Problem to work on: Select every line containing the word "市场销量一览" from the material, and copy those lines.

Supplied material:
** Begin **

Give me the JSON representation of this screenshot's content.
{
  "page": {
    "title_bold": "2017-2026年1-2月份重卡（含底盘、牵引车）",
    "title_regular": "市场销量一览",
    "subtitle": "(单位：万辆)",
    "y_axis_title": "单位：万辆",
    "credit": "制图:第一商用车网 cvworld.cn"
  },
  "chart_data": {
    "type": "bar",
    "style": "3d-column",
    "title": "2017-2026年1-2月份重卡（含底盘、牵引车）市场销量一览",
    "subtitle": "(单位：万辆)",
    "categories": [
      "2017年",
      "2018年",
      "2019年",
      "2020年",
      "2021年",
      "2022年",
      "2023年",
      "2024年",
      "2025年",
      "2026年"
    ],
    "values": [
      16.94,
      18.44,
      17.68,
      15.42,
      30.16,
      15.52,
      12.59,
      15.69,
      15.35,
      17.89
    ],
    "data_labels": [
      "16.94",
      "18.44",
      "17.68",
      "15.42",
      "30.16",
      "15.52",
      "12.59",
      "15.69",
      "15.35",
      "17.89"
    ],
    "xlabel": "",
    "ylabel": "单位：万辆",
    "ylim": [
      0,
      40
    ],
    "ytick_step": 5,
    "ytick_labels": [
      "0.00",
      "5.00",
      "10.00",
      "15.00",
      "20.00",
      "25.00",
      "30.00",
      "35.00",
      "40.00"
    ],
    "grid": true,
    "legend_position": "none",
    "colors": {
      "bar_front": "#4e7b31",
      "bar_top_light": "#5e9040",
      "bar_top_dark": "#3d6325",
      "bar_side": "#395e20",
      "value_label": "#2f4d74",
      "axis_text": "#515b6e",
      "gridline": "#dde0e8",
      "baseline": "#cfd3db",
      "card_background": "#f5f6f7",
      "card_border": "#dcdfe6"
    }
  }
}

** End **

Correct response:
    "title_regular": "市场销量一览",
    "title": "2017-2026年1-2月份重卡（含底盘、牵引车）市场销量一览",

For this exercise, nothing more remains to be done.